→ **Instructions to follow**
Go through the listing beneath this task and return every line that carries the string "color".

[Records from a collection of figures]
....
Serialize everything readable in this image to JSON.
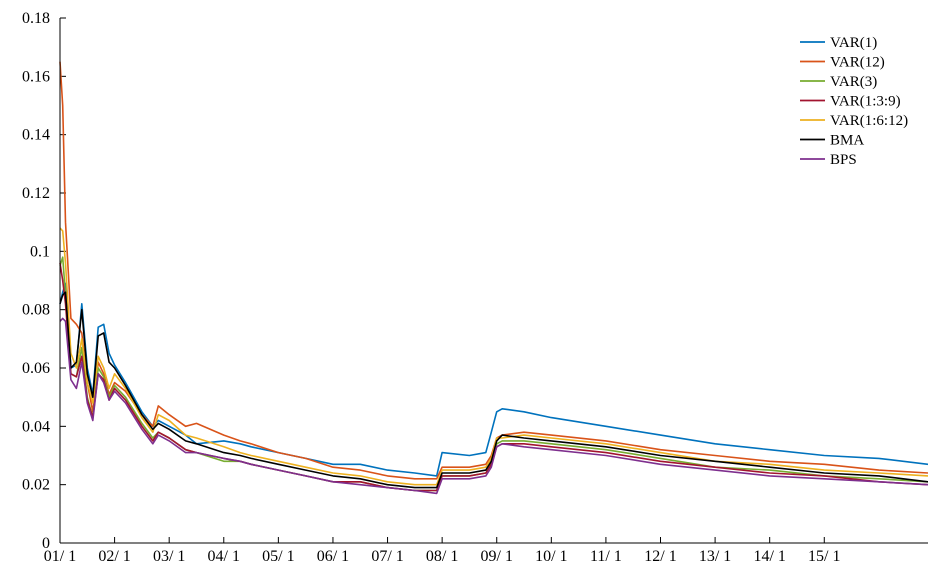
{
  "chart_data": {
    "type": "line",
    "title": "",
    "xlabel": "",
    "ylabel": "",
    "xlim": [
      0,
      15.9
    ],
    "ylim": [
      0,
      0.18
    ],
    "grid": false,
    "legend": "top-right",
    "xticks": [
      {
        "value": 0,
        "label": "01/ 1"
      },
      {
        "value": 1,
        "label": "02/ 1"
      },
      {
        "value": 2,
        "label": "03/ 1"
      },
      {
        "value": 3,
        "label": "04/ 1"
      },
      {
        "value": 4,
        "label": "05/ 1"
      },
      {
        "value": 5,
        "label": "06/ 1"
      },
      {
        "value": 6,
        "label": "07/ 1"
      },
      {
        "value": 7,
        "label": "08/ 1"
      },
      {
        "value": 8,
        "label": "09/ 1"
      },
      {
        "value": 9,
        "label": "10/ 1"
      },
      {
        "value": 10,
        "label": "11/ 1"
      },
      {
        "value": 11,
        "label": "12/ 1"
      },
      {
        "value": 12,
        "label": "13/ 1"
      },
      {
        "value": 13,
        "label": "14/ 1"
      },
      {
        "value": 14,
        "label": "15/ 1"
      }
    ],
    "yticks": [
      {
        "value": 0,
        "label": "0"
      },
      {
        "value": 0.02,
        "label": "0.02"
      },
      {
        "value": 0.04,
        "label": "0.04"
      },
      {
        "value": 0.06,
        "label": "0.06"
      },
      {
        "value": 0.08,
        "label": "0.08"
      },
      {
        "value": 0.1,
        "label": "0.1"
      },
      {
        "value": 0.12,
        "label": "0.12"
      },
      {
        "value": 0.14,
        "label": "0.14"
      },
      {
        "value": 0.16,
        "label": "0.16"
      },
      {
        "value": 0.18,
        "label": "0.18"
      }
    ],
    "x": [
      0,
      0.05,
      0.1,
      0.2,
      0.3,
      0.4,
      0.5,
      0.6,
      0.7,
      0.8,
      0.9,
      1.0,
      1.2,
      1.5,
      1.7,
      1.8,
      2.0,
      2.3,
      2.5,
      3.0,
      3.3,
      3.5,
      4.0,
      4.5,
      5.0,
      5.5,
      6.0,
      6.5,
      6.9,
      7.0,
      7.5,
      7.8,
      7.9,
      8.0,
      8.1,
      8.5,
      9.0,
      10.0,
      11.0,
      12.0,
      13.0,
      14.0,
      15.0,
      15.9
    ],
    "series": [
      {
        "name": "VAR(1)",
        "color": "#0072BD",
        "values": [
          0.082,
          0.086,
          0.089,
          0.06,
          0.061,
          0.082,
          0.06,
          0.051,
          0.074,
          0.075,
          0.065,
          0.061,
          0.055,
          0.045,
          0.04,
          0.042,
          0.04,
          0.037,
          0.034,
          0.035,
          0.034,
          0.033,
          0.031,
          0.029,
          0.027,
          0.027,
          0.025,
          0.024,
          0.023,
          0.031,
          0.03,
          0.031,
          0.038,
          0.045,
          0.046,
          0.045,
          0.043,
          0.04,
          0.037,
          0.034,
          0.032,
          0.03,
          0.029,
          0.027
        ]
      },
      {
        "name": "VAR(12)",
        "color": "#D95319",
        "values": [
          0.165,
          0.15,
          0.11,
          0.077,
          0.075,
          0.072,
          0.055,
          0.045,
          0.062,
          0.058,
          0.051,
          0.055,
          0.052,
          0.044,
          0.04,
          0.047,
          0.044,
          0.04,
          0.041,
          0.037,
          0.035,
          0.034,
          0.031,
          0.029,
          0.026,
          0.025,
          0.023,
          0.022,
          0.022,
          0.026,
          0.026,
          0.027,
          0.03,
          0.036,
          0.037,
          0.038,
          0.037,
          0.035,
          0.032,
          0.03,
          0.028,
          0.027,
          0.025,
          0.024
        ]
      },
      {
        "name": "VAR(3)",
        "color": "#77AC30",
        "values": [
          0.095,
          0.098,
          0.085,
          0.058,
          0.057,
          0.067,
          0.05,
          0.043,
          0.06,
          0.057,
          0.05,
          0.054,
          0.05,
          0.041,
          0.036,
          0.038,
          0.036,
          0.032,
          0.031,
          0.028,
          0.028,
          0.027,
          0.025,
          0.023,
          0.021,
          0.021,
          0.019,
          0.018,
          0.018,
          0.023,
          0.023,
          0.024,
          0.027,
          0.034,
          0.035,
          0.035,
          0.034,
          0.032,
          0.029,
          0.026,
          0.025,
          0.023,
          0.022,
          0.021
        ]
      },
      {
        "name": "VAR(1:3:9)",
        "color": "#A2142F",
        "values": [
          0.096,
          0.09,
          0.082,
          0.058,
          0.057,
          0.064,
          0.049,
          0.043,
          0.058,
          0.056,
          0.049,
          0.053,
          0.049,
          0.04,
          0.035,
          0.038,
          0.036,
          0.032,
          0.031,
          0.029,
          0.028,
          0.027,
          0.025,
          0.023,
          0.021,
          0.021,
          0.019,
          0.018,
          0.018,
          0.023,
          0.023,
          0.024,
          0.027,
          0.033,
          0.034,
          0.034,
          0.033,
          0.031,
          0.028,
          0.026,
          0.024,
          0.023,
          0.021,
          0.02
        ]
      },
      {
        "name": "VAR(1:6:12)",
        "color": "#EDB120",
        "values": [
          0.108,
          0.107,
          0.096,
          0.065,
          0.06,
          0.07,
          0.055,
          0.048,
          0.064,
          0.06,
          0.053,
          0.058,
          0.053,
          0.043,
          0.038,
          0.044,
          0.042,
          0.037,
          0.036,
          0.033,
          0.031,
          0.03,
          0.028,
          0.026,
          0.024,
          0.023,
          0.021,
          0.02,
          0.02,
          0.025,
          0.025,
          0.026,
          0.029,
          0.036,
          0.036,
          0.037,
          0.036,
          0.034,
          0.031,
          0.028,
          0.027,
          0.025,
          0.024,
          0.023
        ]
      },
      {
        "name": "BMA",
        "color": "#000000",
        "values": [
          0.082,
          0.085,
          0.086,
          0.06,
          0.062,
          0.08,
          0.058,
          0.05,
          0.071,
          0.072,
          0.062,
          0.06,
          0.054,
          0.044,
          0.039,
          0.041,
          0.039,
          0.035,
          0.034,
          0.031,
          0.03,
          0.029,
          0.027,
          0.025,
          0.023,
          0.022,
          0.02,
          0.019,
          0.019,
          0.024,
          0.024,
          0.025,
          0.028,
          0.035,
          0.037,
          0.036,
          0.035,
          0.033,
          0.03,
          0.028,
          0.026,
          0.024,
          0.023,
          0.021
        ]
      },
      {
        "name": "BPS",
        "color": "#7E2F8E",
        "values": [
          0.076,
          0.077,
          0.076,
          0.056,
          0.053,
          0.062,
          0.048,
          0.042,
          0.058,
          0.055,
          0.049,
          0.052,
          0.048,
          0.039,
          0.034,
          0.037,
          0.035,
          0.031,
          0.031,
          0.029,
          0.028,
          0.027,
          0.025,
          0.023,
          0.021,
          0.02,
          0.019,
          0.018,
          0.017,
          0.022,
          0.022,
          0.023,
          0.026,
          0.033,
          0.034,
          0.033,
          0.032,
          0.03,
          0.027,
          0.025,
          0.023,
          0.022,
          0.021,
          0.02
        ]
      }
    ]
  }
}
....
→ **Response**
        "color": "#0072BD",
        "color": "#D95319",
        "color": "#77AC30",
        "color": "#A2142F",
        "color": "#EDB120",
        "color": "#000000",
        "color": "#7E2F8E",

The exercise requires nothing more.